** start **

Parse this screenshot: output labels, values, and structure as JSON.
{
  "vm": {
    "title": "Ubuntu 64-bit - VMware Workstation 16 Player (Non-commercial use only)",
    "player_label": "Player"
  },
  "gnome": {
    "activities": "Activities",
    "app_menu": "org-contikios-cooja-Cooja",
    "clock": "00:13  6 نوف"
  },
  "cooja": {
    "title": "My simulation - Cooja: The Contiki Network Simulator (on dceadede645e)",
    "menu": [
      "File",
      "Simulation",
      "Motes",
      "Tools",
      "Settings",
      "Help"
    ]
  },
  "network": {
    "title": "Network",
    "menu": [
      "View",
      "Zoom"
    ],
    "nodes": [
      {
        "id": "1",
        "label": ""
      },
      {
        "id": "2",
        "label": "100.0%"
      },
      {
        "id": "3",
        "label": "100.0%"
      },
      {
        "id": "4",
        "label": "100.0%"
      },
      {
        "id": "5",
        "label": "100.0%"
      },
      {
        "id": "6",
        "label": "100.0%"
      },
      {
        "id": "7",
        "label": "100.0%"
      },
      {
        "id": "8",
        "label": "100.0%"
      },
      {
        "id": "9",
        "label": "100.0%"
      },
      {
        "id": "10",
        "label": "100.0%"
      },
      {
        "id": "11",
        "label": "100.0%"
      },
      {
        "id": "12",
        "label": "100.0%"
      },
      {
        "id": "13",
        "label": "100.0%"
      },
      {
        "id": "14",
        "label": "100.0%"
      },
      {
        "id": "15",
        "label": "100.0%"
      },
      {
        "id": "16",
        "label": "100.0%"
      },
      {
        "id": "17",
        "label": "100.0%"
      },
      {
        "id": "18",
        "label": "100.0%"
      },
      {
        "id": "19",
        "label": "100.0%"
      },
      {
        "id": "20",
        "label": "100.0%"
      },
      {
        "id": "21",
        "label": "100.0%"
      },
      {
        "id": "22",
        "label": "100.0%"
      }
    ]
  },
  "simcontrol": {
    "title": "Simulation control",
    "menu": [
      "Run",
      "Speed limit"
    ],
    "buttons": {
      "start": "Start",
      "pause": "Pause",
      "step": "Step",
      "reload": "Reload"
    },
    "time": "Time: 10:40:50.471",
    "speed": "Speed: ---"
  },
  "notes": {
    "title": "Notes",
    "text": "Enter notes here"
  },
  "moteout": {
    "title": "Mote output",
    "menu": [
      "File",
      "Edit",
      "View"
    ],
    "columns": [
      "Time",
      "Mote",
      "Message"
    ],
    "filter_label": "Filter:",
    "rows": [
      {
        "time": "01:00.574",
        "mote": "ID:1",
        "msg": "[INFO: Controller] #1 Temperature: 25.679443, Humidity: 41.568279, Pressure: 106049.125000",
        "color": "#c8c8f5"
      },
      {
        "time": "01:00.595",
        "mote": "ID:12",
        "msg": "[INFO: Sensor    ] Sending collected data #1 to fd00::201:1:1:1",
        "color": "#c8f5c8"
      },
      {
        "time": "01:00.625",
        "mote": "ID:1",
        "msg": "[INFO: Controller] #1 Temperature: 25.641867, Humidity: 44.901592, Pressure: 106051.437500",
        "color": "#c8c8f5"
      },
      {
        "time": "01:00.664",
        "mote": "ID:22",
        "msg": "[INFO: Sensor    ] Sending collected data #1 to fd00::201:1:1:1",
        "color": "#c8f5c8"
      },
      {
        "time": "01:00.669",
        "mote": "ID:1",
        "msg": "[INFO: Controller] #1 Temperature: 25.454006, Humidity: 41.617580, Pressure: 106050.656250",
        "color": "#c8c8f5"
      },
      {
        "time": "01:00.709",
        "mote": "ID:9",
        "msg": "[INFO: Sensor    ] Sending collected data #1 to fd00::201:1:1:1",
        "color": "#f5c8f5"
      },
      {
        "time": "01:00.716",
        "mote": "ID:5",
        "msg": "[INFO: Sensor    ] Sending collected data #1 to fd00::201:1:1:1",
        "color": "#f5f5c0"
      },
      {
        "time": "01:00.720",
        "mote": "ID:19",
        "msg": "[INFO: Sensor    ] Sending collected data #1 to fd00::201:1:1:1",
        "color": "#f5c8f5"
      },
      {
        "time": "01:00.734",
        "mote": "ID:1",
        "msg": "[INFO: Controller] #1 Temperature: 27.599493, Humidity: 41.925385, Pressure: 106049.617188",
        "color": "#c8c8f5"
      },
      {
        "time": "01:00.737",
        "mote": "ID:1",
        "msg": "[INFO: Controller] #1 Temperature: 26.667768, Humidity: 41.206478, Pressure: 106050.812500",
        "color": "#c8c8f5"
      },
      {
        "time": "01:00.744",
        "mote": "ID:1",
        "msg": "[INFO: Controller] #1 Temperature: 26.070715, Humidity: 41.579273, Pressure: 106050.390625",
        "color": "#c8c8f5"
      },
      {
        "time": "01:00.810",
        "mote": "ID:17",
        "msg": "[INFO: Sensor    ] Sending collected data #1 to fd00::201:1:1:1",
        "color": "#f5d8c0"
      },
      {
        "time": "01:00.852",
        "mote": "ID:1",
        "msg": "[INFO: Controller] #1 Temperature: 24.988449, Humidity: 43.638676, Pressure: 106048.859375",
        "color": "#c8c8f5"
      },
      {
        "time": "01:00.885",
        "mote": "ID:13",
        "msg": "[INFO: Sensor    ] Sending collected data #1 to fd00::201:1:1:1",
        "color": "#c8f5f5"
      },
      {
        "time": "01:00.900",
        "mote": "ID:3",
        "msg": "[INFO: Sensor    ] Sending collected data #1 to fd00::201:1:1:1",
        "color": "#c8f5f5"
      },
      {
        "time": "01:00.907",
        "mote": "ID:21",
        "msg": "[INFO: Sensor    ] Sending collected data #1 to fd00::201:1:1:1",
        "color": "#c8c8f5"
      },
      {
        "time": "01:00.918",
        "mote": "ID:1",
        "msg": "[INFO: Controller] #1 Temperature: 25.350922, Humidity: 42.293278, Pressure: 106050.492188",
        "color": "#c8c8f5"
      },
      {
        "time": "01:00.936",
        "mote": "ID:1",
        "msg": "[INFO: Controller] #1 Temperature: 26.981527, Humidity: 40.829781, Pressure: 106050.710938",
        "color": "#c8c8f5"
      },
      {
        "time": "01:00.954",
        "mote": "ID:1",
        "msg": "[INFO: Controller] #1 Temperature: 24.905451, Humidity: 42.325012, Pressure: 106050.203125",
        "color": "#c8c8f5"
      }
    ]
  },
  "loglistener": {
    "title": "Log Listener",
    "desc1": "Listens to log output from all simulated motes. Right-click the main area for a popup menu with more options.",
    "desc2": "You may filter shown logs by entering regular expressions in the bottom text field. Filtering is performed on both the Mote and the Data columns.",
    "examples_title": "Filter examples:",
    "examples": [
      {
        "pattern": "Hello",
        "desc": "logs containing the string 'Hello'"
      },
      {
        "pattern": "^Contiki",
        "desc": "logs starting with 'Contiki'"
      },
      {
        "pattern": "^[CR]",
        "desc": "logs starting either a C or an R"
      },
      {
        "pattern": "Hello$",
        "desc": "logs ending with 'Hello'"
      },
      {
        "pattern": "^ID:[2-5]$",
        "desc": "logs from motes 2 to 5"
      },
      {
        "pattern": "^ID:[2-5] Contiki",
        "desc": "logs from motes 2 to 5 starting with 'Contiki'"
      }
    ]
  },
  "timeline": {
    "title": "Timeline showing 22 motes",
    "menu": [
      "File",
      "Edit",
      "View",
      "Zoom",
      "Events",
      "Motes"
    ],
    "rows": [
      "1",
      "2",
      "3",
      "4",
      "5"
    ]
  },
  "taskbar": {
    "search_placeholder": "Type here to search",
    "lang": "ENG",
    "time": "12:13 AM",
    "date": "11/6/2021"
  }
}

** end **

◆ Written task: Gather up every line from the listing above in which the word "with" occurs.

◆ Exercise output:
    "desc1": "Listens to log output from all simulated motes. Right-click the main area for a popup menu with more options.",
        "desc": "logs starting with 'Contiki'"
        "desc": "logs ending with 'Hello'"
        "desc": "logs from motes 2 to 5 starting with 'Contiki'"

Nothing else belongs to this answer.